The task> Extract the complete listing and output it unchanged.

Stored data entries

'''

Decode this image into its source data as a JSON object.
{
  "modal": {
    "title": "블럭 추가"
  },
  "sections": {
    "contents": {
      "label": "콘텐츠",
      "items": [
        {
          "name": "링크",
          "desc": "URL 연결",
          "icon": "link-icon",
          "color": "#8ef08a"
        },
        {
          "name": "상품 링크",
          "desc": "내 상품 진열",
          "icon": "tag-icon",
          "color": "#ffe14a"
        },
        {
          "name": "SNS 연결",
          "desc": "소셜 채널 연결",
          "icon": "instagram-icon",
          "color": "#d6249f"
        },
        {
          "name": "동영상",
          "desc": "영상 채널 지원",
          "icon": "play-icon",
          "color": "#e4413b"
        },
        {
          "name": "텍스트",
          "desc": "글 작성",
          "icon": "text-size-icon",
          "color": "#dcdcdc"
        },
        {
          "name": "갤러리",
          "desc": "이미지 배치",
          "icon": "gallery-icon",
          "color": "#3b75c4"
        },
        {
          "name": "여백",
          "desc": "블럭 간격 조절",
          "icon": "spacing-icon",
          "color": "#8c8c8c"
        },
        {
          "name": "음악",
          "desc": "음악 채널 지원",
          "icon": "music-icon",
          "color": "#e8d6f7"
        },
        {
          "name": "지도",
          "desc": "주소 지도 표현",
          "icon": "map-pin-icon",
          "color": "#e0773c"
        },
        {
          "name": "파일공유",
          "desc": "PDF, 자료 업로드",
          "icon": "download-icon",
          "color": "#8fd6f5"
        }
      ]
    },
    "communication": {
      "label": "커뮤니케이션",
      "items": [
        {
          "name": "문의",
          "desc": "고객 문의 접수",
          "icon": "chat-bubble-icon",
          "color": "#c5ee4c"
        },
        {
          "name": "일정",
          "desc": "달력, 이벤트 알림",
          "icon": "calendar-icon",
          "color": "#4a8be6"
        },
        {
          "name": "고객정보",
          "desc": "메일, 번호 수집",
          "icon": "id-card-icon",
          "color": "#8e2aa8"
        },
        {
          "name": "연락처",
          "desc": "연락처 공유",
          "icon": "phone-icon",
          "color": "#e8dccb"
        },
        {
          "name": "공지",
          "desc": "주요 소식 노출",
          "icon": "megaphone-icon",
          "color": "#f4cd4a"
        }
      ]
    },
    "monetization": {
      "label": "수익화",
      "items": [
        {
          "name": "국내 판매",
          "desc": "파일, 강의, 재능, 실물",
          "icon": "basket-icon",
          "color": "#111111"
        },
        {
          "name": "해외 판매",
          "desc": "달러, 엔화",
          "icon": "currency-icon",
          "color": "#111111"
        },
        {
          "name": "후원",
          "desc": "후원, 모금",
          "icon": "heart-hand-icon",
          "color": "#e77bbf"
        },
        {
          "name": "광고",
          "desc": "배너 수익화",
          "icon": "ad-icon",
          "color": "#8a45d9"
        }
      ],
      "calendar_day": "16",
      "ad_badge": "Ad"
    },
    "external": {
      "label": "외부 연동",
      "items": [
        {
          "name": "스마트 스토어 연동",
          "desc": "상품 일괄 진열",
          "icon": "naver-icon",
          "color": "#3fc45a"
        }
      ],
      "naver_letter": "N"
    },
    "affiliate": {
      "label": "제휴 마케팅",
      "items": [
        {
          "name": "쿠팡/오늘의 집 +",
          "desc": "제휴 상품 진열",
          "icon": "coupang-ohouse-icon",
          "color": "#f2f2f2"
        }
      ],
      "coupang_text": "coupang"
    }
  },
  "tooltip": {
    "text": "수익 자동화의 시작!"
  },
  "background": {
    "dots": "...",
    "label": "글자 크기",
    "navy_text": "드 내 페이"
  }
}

'''

Problem solution>
Decode this image into its source data as a JSON object.
{
  "modal": {
    "title": "블럭 추가"
  },
  "sections": {
    "contents": {
      "label": "콘텐츠",
      "items": [
        {
          "name": "링크",
          "desc": "URL 연결",
          "icon": "link-icon",
          "color": "#8ef08a"
        },
        {
          "name": "상품 링크",
          "desc": "내 상품 진열",
          "icon": "tag-icon",
          "color": "#ffe14a"
        },
        {
          "name": "SNS 연결",
          "desc": "소셜 채널 연결",
          "icon": "instagram-icon",
          "color": "#d6249f"
        },
        {
          "name": "동영상",
          "desc": "영상 채널 지원",
          "icon": "play-icon",
          "color": "#e4413b"
        },
        {
          "name": "텍스트",
          "desc": "글 작성",
          "icon": "text-size-icon",
          "color": "#dcdcdc"
        },
        {
          "name": "갤러리",
          "desc": "이미지 배치",
          "icon": "gallery-icon",
          "color": "#3b75c4"
        },
        {
          "name": "여백",
          "desc": "블럭 간격 조절",
          "icon": "spacing-icon",
          "color": "#8c8c8c"
        },
        {
          "name": "음악",
          "desc": "음악 채널 지원",
          "icon": "music-icon",
          "color": "#e8d6f7"
        },
        {
          "name": "지도",
          "desc": "주소 지도 표현",
          "icon": "map-pin-icon",
          "color": "#e0773c"
        },
        {
          "name": "파일공유",
          "desc": "PDF, 자료 업로드",
          "icon": "download-icon",
          "color": "#8fd6f5"
        }
      ]
    },
    "communication": {
      "label": "커뮤니케이션",
      "items": [
        {
          "name": "문의",
          "desc": "고객 문의 접수",
          "icon": "chat-bubble-icon",
          "color": "#c5ee4c"
        },
        {
          "name": "일정",
          "desc": "달력, 이벤트 알림",
          "icon": "calendar-icon",
          "color": "#4a8be6"
        },
        {
          "name": "고객정보",
          "desc": "메일, 번호 수집",
          "icon": "id-card-icon",
          "color": "#8e2aa8"
        },
        {
          "name": "연락처",
          "desc": "연락처 공유",
          "icon": "phone-icon",
          "color": "#e8dccb"
        },
        {
          "name": "공지",
          "desc": "주요 소식 노출",
          "icon": "megaphone-icon",
          "color": "#f4cd4a"
        }
      ]
    },
    "monetization": {
      "label": "수익화",
      "items": [
        {
          "name": "국내 판매",
          "desc": "파일, 강의, 재능, 실물",
          "icon": "basket-icon",
          "color": "#111111"
        },
        {
          "name": "해외 판매",
          "desc": "달러, 엔화",
          "icon": "currency-icon",
          "color": "#111111"
        },
        {
          "name": "후원",
          "desc": "후원, 모금",
          "icon": "heart-hand-icon",
          "color": "#e77bbf"
        },
        {
          "name": "광고",
          "desc": "배너 수익화",
          "icon": "ad-icon",
          "color": "#8a45d9"
        }
      ],
      "calendar_day": "16",
      "ad_badge": "Ad"
    },
    "external": {
      "label": "외부 연동",
      "items": [
        {
          "name": "스마트 스토어 연동",
          "desc": "상품 일괄 진열",
          "icon": "naver-icon",
          "color": "#3fc45a"
        }
      ],
      "naver_letter": "N"
    },
    "affiliate": {
      "label": "제휴 마케팅",
      "items": [
        {
          "name": "쿠팡/오늘의 집 +",
          "desc": "제휴 상품 진열",
          "icon": "coupang-ohouse-icon",
          "color": "#f2f2f2"
        }
      ],
      "coupang_text": "coupang"
    }
  },
  "tooltip": {
    "text": "수익 자동화의 시작!"
  },
  "background": {
    "dots": "...",
    "label": "글자 크기",
    "navy_text": "드 내 페이"
  }
}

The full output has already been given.